Exercise: Output the full listing word for word.

Excerpts from a figure dataset
===

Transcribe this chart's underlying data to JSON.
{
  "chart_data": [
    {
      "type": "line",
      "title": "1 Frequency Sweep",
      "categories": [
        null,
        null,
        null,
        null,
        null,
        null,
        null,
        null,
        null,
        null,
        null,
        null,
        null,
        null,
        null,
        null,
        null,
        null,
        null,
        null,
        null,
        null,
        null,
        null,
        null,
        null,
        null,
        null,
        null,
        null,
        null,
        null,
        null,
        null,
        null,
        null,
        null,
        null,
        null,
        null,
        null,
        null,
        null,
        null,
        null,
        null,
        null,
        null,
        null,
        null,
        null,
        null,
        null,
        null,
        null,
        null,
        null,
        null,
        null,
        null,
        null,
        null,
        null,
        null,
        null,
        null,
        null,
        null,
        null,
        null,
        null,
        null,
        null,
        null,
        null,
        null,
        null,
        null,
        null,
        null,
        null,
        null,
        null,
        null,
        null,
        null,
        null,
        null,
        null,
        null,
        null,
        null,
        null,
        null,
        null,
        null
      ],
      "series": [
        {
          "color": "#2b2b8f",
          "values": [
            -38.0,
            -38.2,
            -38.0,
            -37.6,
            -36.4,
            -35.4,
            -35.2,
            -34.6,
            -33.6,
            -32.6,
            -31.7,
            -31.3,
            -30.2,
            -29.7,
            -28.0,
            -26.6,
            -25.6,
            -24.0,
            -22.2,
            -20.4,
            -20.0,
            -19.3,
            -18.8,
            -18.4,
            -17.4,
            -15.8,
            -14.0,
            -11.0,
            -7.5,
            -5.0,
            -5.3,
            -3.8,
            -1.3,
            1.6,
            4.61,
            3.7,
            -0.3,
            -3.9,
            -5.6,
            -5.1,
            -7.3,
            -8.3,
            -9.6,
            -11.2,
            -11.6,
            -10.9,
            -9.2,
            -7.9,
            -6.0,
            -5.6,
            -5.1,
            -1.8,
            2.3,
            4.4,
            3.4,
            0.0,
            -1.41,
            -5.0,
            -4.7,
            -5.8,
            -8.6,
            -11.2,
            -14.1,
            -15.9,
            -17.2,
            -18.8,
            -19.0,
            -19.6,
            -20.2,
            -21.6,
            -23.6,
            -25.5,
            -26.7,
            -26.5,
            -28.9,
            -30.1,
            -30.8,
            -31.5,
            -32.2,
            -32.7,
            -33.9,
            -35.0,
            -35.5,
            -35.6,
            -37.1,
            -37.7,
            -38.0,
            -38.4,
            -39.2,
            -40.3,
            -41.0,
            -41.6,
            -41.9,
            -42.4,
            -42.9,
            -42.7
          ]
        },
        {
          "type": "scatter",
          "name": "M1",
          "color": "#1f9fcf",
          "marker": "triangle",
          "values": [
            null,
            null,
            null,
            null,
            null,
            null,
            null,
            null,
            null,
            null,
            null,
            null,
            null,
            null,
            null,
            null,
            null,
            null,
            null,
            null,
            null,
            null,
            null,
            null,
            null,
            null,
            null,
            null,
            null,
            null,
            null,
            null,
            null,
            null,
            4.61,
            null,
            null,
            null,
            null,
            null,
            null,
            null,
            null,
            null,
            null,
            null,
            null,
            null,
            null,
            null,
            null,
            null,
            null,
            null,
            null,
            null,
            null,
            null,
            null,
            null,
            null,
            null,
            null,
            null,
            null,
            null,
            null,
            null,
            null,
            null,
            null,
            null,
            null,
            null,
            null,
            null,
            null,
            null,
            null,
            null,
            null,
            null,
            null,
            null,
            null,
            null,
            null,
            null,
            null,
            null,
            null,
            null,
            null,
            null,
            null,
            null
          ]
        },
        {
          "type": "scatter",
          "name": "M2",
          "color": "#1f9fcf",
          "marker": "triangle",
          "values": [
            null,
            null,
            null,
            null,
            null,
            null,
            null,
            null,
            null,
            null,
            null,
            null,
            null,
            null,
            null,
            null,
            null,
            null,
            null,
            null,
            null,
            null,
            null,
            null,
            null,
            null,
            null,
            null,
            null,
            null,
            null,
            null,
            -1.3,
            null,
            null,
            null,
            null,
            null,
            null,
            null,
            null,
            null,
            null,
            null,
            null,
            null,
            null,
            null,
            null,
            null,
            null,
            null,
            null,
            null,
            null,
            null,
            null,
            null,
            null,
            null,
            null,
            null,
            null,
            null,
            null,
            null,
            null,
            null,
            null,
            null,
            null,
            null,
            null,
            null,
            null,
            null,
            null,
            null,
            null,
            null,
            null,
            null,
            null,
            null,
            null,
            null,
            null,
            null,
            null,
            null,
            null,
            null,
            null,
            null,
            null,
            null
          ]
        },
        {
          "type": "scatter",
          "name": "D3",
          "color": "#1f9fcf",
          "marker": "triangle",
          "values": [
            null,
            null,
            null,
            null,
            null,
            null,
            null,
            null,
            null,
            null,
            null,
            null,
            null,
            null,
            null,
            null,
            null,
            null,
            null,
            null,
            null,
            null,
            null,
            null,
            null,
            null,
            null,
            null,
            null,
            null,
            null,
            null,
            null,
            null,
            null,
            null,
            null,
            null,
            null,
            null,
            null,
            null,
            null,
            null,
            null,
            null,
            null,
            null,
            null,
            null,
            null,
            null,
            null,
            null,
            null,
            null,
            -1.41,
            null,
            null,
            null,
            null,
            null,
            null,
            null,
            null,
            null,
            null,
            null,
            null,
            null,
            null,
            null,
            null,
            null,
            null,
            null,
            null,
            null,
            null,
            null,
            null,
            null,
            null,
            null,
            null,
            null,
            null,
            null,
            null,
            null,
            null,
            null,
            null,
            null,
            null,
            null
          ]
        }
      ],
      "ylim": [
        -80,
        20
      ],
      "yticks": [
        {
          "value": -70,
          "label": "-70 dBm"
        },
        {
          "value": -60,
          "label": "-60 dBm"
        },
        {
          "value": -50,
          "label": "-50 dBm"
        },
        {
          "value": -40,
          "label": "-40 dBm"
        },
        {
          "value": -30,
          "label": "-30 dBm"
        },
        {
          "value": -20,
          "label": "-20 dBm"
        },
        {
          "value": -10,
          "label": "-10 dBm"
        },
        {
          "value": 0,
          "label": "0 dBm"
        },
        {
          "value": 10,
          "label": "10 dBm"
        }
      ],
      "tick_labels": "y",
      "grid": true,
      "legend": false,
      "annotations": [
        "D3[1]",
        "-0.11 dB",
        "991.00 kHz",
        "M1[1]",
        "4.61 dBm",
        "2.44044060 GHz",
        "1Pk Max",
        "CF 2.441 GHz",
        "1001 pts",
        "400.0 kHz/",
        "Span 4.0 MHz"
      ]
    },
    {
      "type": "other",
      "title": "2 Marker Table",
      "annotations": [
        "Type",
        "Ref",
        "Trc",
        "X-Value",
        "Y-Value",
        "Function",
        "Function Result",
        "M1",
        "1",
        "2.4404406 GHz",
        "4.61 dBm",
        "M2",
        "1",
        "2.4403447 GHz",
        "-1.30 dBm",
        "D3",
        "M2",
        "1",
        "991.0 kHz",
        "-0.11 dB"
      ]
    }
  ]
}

===

Task output:
Transcribe this chart's underlying data to JSON.
{
  "chart_data": [
    {
      "type": "line",
      "title": "1 Frequency Sweep",
      "categories": [
        null,
        null,
        null,
        null,
        null,
        null,
        null,
        null,
        null,
        null,
        null,
        null,
        null,
        null,
        null,
        null,
        null,
        null,
        null,
        null,
        null,
        null,
        null,
        null,
        null,
        null,
        null,
        null,
        null,
        null,
        null,
        null,
        null,
        null,
        null,
        null,
        null,
        null,
        null,
        null,
        null,
        null,
        null,
        null,
        null,
        null,
        null,
        null,
        null,
        null,
        null,
        null,
        null,
        null,
        null,
        null,
        null,
        null,
        null,
        null,
        null,
        null,
        null,
        null,
        null,
        null,
        null,
        null,
        null,
        null,
        null,
        null,
        null,
        null,
        null,
        null,
        null,
        null,
        null,
        null,
        null,
        null,
        null,
        null,
        null,
        null,
        null,
        null,
        null,
        null,
        null,
        null,
        null,
        null,
        null,
        null
      ],
      "series": [
        {
          "color": "#2b2b8f",
          "values": [
            -38.0,
            -38.2,
            -38.0,
            -37.6,
            -36.4,
            -35.4,
            -35.2,
            -34.6,
            -33.6,
            -32.6,
            -31.7,
            -31.3,
            -30.2,
            -29.7,
            -28.0,
            -26.6,
            -25.6,
            -24.0,
            -22.2,
            -20.4,
            -20.0,
            -19.3,
            -18.8,
            -18.4,
            -17.4,
            -15.8,
            -14.0,
            -11.0,
            -7.5,
            -5.0,
            -5.3,
            -3.8,
            -1.3,
            1.6,
            4.61,
            3.7,
            -0.3,
            -3.9,
            -5.6,
            -5.1,
            -7.3,
            -8.3,
            -9.6,
            -11.2,
            -11.6,
            -10.9,
            -9.2,
            -7.9,
            -6.0,
            -5.6,
            -5.1,
            -1.8,
            2.3,
            4.4,
            3.4,
            0.0,
            -1.41,
            -5.0,
            -4.7,
            -5.8,
            -8.6,
            -11.2,
            -14.1,
            -15.9,
            -17.2,
            -18.8,
            -19.0,
            -19.6,
            -20.2,
            -21.6,
            -23.6,
            -25.5,
            -26.7,
            -26.5,
            -28.9,
            -30.1,
            -30.8,
            -31.5,
            -32.2,
            -32.7,
            -33.9,
            -35.0,
            -35.5,
            -35.6,
            -37.1,
            -37.7,
            -38.0,
            -38.4,
            -39.2,
            -40.3,
            -41.0,
            -41.6,
            -41.9,
            -42.4,
            -42.9,
            -42.7
          ]
        },
        {
          "type": "scatter",
          "name": "M1",
          "color": "#1f9fcf",
          "marker": "triangle",
          "values": [
            null,
            null,
            null,
            null,
            null,
            null,
            null,
            null,
            null,
            null,
            null,
            null,
            null,
            null,
            null,
            null,
            null,
            null,
            null,
            null,
            null,
            null,
            null,
            null,
            null,
            null,
            null,
            null,
            null,
            null,
            null,
            null,
            null,
            null,
            4.61,
            null,
            null,
            null,
            null,
            null,
            null,
            null,
            null,
            null,
            null,
            null,
            null,
            null,
            null,
            null,
            null,
            null,
            null,
            null,
            null,
            null,
            null,
            null,
            null,
            null,
            null,
            null,
            null,
            null,
            null,
            null,
            null,
            null,
            null,
            null,
            null,
            null,
            null,
            null,
            null,
            null,
            null,
            null,
            null,
            null,
            null,
            null,
            null,
            null,
            null,
            null,
            null,
            null,
            null,
            null,
            null,
            null,
            null,
            null,
            null,
            null
          ]
        },
        {
          "type": "scatter",
          "name": "M2",
          "color": "#1f9fcf",
          "marker": "triangle",
          "values": [
            null,
            null,
            null,
            null,
            null,
            null,
            null,
            null,
            null,
            null,
            null,
            null,
            null,
            null,
            null,
            null,
            null,
            null,
            null,
            null,
            null,
            null,
            null,
            null,
            null,
            null,
            null,
            null,
            null,
            null,
            null,
            null,
            -1.3,
            null,
            null,
            null,
            null,
            null,
            null,
            null,
            null,
            null,
            null,
            null,
            null,
            null,
            null,
            null,
            null,
            null,
            null,
            null,
            null,
            null,
            null,
            null,
            null,
            null,
            null,
            null,
            null,
            null,
            null,
            null,
            null,
            null,
            null,
            null,
            null,
            null,
            null,
            null,
            null,
            null,
            null,
            null,
            null,
            null,
            null,
            null,
            null,
            null,
            null,
            null,
            null,
            null,
            null,
            null,
            null,
            null,
            null,
            null,
            null,
            null,
            null,
            null
          ]
        },
        {
          "type": "scatter",
          "name": "D3",
          "color": "#1f9fcf",
          "marker": "triangle",
          "values": [
            null,
            null,
            null,
            null,
            null,
            null,
            null,
            null,
            null,
            null,
            null,
            null,
            null,
            null,
            null,
            null,
            null,
            null,
            null,
            null,
            null,
            null,
            null,
            null,
            null,
            null,
            null,
            null,
            null,
            null,
            null,
            null,
            null,
            null,
            null,
            null,
            null,
            null,
            null,
            null,
            null,
            null,
            null,
            null,
            null,
            null,
            null,
            null,
            null,
            null,
            null,
            null,
            null,
            null,
            null,
            null,
            -1.41,
            null,
            null,
            null,
            null,
            null,
            null,
            null,
            null,
            null,
            null,
            null,
            null,
            null,
            null,
            null,
            null,
            null,
            null,
            null,
            null,
            null,
            null,
            null,
            null,
            null,
            null,
            null,
            null,
            null,
            null,
            null,
            null,
            null,
            null,
            null,
            null,
            null,
            null,
            null
          ]
        }
      ],
      "ylim": [
        -80,
        20
      ],
      "yticks": [
        {
          "value": -70,
          "label": "-70 dBm"
        },
        {
          "value": -60,
          "label": "-60 dBm"
        },
        {
          "value": -50,
          "label": "-50 dBm"
        },
        {
          "value": -40,
          "label": "-40 dBm"
        },
        {
          "value": -30,
          "label": "-30 dBm"
        },
        {
          "value": -20,
          "label": "-20 dBm"
        },
        {
          "value": -10,
          "label": "-10 dBm"
        },
        {
          "value": 0,
          "label": "0 dBm"
        },
        {
          "value": 10,
          "label": "10 dBm"
        }
      ],
      "tick_labels": "y",
      "grid": true,
      "legend": false,
      "annotations": [
        "D3[1]",
        "-0.11 dB",
        "991.00 kHz",
        "M1[1]",
        "4.61 dBm",
        "2.44044060 GHz",
        "1Pk Max",
        "CF 2.441 GHz",
        "1001 pts",
        "400.0 kHz/",
        "Span 4.0 MHz"
      ]
    },
    {
      "type": "other",
      "title": "2 Marker Table",
      "annotations": [
        "Type",
        "Ref",
        "Trc",
        "X-Value",
        "Y-Value",
        "Function",
        "Function Result",
        "M1",
        "1",
        "2.4404406 GHz",
        "4.61 dBm",
        "M2",
        "1",
        "2.4403447 GHz",
        "-1.30 dBm",
        "D3",
        "M2",
        "1",
        "991.0 kHz",
        "-0.11 dB"
      ]
    }
  ]
}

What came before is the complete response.